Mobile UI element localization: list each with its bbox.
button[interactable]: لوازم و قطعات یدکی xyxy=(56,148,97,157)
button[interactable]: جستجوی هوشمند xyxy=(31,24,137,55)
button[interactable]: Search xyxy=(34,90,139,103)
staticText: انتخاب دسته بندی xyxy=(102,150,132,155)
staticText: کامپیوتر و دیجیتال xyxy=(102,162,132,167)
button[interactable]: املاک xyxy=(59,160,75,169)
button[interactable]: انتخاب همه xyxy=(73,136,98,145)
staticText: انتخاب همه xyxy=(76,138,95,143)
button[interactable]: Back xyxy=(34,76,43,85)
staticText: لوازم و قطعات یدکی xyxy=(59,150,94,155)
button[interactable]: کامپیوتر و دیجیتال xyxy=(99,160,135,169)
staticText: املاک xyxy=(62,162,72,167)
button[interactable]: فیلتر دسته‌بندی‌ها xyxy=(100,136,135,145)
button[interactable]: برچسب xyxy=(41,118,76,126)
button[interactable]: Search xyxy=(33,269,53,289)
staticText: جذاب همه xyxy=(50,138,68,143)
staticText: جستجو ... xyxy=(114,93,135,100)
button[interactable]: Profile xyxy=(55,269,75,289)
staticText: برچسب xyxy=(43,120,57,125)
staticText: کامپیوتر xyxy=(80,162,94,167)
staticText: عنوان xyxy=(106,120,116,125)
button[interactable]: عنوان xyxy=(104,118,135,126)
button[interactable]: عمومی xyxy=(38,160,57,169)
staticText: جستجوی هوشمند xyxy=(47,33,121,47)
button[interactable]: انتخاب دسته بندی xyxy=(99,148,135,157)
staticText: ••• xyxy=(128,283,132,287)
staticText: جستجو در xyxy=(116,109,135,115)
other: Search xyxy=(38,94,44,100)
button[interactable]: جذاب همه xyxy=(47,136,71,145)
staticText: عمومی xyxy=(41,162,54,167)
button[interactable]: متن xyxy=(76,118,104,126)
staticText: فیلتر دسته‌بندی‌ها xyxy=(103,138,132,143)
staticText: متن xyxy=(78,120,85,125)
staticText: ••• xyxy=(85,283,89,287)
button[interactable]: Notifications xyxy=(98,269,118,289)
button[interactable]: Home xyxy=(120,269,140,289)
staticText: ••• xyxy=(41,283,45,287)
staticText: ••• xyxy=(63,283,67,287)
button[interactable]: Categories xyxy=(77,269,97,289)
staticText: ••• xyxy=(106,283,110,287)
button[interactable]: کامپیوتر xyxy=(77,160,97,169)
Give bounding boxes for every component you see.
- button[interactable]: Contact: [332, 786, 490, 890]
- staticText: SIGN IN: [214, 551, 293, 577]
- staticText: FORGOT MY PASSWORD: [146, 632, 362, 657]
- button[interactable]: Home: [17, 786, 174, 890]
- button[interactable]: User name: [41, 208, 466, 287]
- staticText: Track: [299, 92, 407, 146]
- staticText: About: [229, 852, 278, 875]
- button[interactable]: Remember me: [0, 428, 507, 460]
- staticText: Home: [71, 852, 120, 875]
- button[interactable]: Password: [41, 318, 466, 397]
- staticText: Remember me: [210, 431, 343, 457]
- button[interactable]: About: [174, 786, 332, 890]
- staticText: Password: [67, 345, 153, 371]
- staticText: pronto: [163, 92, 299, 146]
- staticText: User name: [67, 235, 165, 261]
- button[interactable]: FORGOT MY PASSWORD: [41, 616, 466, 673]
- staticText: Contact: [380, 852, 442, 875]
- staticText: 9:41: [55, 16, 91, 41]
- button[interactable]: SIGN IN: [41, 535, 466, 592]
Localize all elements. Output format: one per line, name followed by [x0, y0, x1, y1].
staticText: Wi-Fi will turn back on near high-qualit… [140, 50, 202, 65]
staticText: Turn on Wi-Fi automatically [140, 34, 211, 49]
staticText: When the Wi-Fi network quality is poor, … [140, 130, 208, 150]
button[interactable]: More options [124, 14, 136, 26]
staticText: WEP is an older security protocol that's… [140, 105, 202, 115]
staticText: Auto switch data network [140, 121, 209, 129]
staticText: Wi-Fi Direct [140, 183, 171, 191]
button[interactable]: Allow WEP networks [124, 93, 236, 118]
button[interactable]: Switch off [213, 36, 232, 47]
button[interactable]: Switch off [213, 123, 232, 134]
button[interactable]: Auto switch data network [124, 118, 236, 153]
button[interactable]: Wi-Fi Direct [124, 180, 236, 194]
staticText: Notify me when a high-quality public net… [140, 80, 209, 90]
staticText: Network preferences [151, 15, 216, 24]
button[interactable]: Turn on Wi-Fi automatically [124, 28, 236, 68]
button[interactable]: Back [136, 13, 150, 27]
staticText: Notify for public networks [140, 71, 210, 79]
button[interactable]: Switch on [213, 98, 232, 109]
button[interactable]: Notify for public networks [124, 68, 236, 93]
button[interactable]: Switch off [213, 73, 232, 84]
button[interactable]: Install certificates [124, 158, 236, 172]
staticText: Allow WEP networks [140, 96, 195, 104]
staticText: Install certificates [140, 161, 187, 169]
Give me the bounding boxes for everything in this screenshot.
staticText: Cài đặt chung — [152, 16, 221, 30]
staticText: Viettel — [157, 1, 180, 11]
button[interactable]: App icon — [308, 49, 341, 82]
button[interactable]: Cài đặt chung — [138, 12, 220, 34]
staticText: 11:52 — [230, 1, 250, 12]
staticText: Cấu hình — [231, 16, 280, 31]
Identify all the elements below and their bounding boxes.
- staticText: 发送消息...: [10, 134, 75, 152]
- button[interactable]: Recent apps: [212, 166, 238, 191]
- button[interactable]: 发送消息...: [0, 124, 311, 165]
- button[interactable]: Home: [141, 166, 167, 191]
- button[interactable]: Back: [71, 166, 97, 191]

------

TASK DESCRIPTION |
Convert every line of the records above into a numbered list, leaving out blank lines.

FULL SOLUTION |
1. Mobile UI element localization: list each with its bbox.
2. button[interactable]: لوازم و قطعات یدکی xyxy=(56,148,97,157)
3. button[interactable]: جستجوی هوشمند xyxy=(31,24,137,55)
4. button[interactable]: Search xyxy=(34,90,139,103)
5. staticText: انتخاب دسته بندی xyxy=(102,150,132,155)
6. staticText: کامپیوتر و دیجیتال xyxy=(102,162,132,167)
7. button[interactable]: املاک xyxy=(59,160,75,169)
8. button[interactable]: انتخاب همه xyxy=(73,136,98,145)
9. staticText: انتخاب همه xyxy=(76,138,95,143)
10. button[interactable]: Back xyxy=(34,76,43,85)
11. staticText: لوازم و قطعات یدکی xyxy=(59,150,94,155)
12. button[interactable]: کامپیوتر و دیجیتال xyxy=(99,160,135,169)
13. staticText: املاک xyxy=(62,162,72,167)
14. button[interactable]: فیلتر دسته‌بندی‌ها xyxy=(100,136,135,145)
15. button[interactable]: برچسب xyxy=(41,118,76,126)
16. button[interactable]: Search xyxy=(33,269,53,289)
17. staticText: جذاب همه xyxy=(50,138,68,143)
18. staticText: جستجو ... xyxy=(114,93,135,100)
19. button[interactable]: Profile xyxy=(55,269,75,289)
20. staticText: برچسب xyxy=(43,120,57,125)
21. staticText: کامپیوتر xyxy=(80,162,94,167)
22. staticText: عنوان xyxy=(106,120,116,125)
23. button[interactable]: عنوان xyxy=(104,118,135,126)
24. button[interactable]: عمومی xyxy=(38,160,57,169)
25. staticText: جستجوی هوشمند xyxy=(47,33,121,47)
26. button[interactable]: انتخاب دسته بندی xyxy=(99,148,135,157)
27. staticText: ••• xyxy=(128,283,132,287)
28. staticText: جستجو در xyxy=(116,109,135,115)
29. other: Search xyxy=(38,94,44,100)
30. button[interactable]: جذاب همه xyxy=(47,136,71,145)
31. staticText: عمومی xyxy=(41,162,54,167)
32. button[interactable]: متن xyxy=(76,118,104,126)
33. staticText: فیلتر دسته‌بندی‌ها xyxy=(103,138,132,143)
34. staticText: متن xyxy=(78,120,85,125)
35. staticText: ••• xyxy=(85,283,89,287)
36. button[interactable]: Notifications xyxy=(98,269,118,289)
37. button[interactable]: Home xyxy=(120,269,140,289)
38. staticText: ••• xyxy=(41,283,45,287)
39. staticText: ••• xyxy=(63,283,67,287)
40. button[interactable]: Categories xyxy=(77,269,97,289)
41. staticText: ••• xyxy=(106,283,110,287)
42. button[interactable]: کامپیوتر xyxy=(77,160,97,169)
43. Give bounding boxes for every component you see.
44. - button[interactable]: Contact: [332, 786, 490, 890]
45. - staticText: SIGN IN: [214, 551, 293, 577]
46. - staticText: FORGOT MY PASSWORD: [146, 632, 362, 657]
47. - button[interactable]: Home: [17, 786, 174, 890]
48. - button[interactable]: User name: [41, 208, 466, 287]
49. - staticText: Track: [299, 92, 407, 146]
50. - staticText: About: [229, 852, 278, 875]
51. - button[interactable]: Remember me: [0, 428, 507, 460]
52. - staticText: Home: [71, 852, 120, 875]
53. - button[interactable]: Password: [41, 318, 466, 397]
54. - staticText: Remember me: [210, 431, 343, 457]
55. - button[interactable]: About: [174, 786, 332, 890]
56. - staticText: Password: [67, 345, 153, 371]
57. - staticText: pronto: [163, 92, 299, 146]
58. - staticText: User name: [67, 235, 165, 261]
59. - button[interactable]: FORGOT MY PASSWORD: [41, 616, 466, 673]
60. - staticText: Contact: [380, 852, 442, 875]
61. - staticText: 9:41: [55, 16, 91, 41]
62. - button[interactable]: SIGN IN: [41, 535, 466, 592]
63. Localize all elements. Output format: one per line, name followed by [x0, y0, x1, y1].
64. staticText: Wi-Fi will turn back on near high-qualit… [140, 50, 202, 65]
65. staticText: Turn on Wi-Fi automatically [140, 34, 211, 49]
66. staticText: When the Wi-Fi network quality is poor, … [140, 130, 208, 150]
67. button[interactable]: More options [124, 14, 136, 26]
68. staticText: WEP is an older security protocol that's… [140, 105, 202, 115]
69. staticText: Auto switch data network [140, 121, 209, 129]
70. staticText: Wi-Fi Direct [140, 183, 171, 191]
71. button[interactable]: Allow WEP networks [124, 93, 236, 118]
72. button[interactable]: Switch off [213, 36, 232, 47]
73. button[interactable]: Switch off [213, 123, 232, 134]
74. button[interactable]: Auto switch data network [124, 118, 236, 153]
75. button[interactable]: Wi-Fi Direct [124, 180, 236, 194]
76. staticText: Notify me when a high-quality public net… [140, 80, 209, 90]
77. staticText: Network preferences [151, 15, 216, 24]
78. button[interactable]: Turn on Wi-Fi automatically [124, 28, 236, 68]
79. button[interactable]: Back [136, 13, 150, 27]
80. staticText: Notify for public networks [140, 71, 210, 79]
81. button[interactable]: Switch on [213, 98, 232, 109]
82. button[interactable]: Notify for public networks [124, 68, 236, 93]
83. button[interactable]: Switch off [213, 73, 232, 84]
84. button[interactable]: Install certificates [124, 158, 236, 172]
85. staticText: Allow WEP networks [140, 96, 195, 104]
86. staticText: Install certificates [140, 161, 187, 169]
87. Give me the bounding boxes for everything in this screenshot.
88. staticText: Cài đặt chung — [152, 16, 221, 30]
89. staticText: Viettel — [157, 1, 180, 11]
90. button[interactable]: App icon — [308, 49, 341, 82]
91. button[interactable]: Cài đặt chung — [138, 12, 220, 34]
92. staticText: 11:52 — [230, 1, 250, 12]
93. staticText: Cấu hình — [231, 16, 280, 31]
94. Identify all the elements below and their bounding boxes.
95. - staticText: 发送消息...: [10, 134, 75, 152]
96. - button[interactable]: Recent apps: [212, 166, 238, 191]
97. - button[interactable]: 发送消息...: [0, 124, 311, 165]
98. - button[interactable]: Home: [141, 166, 167, 191]
99. - button[interactable]: Back: [71, 166, 97, 191]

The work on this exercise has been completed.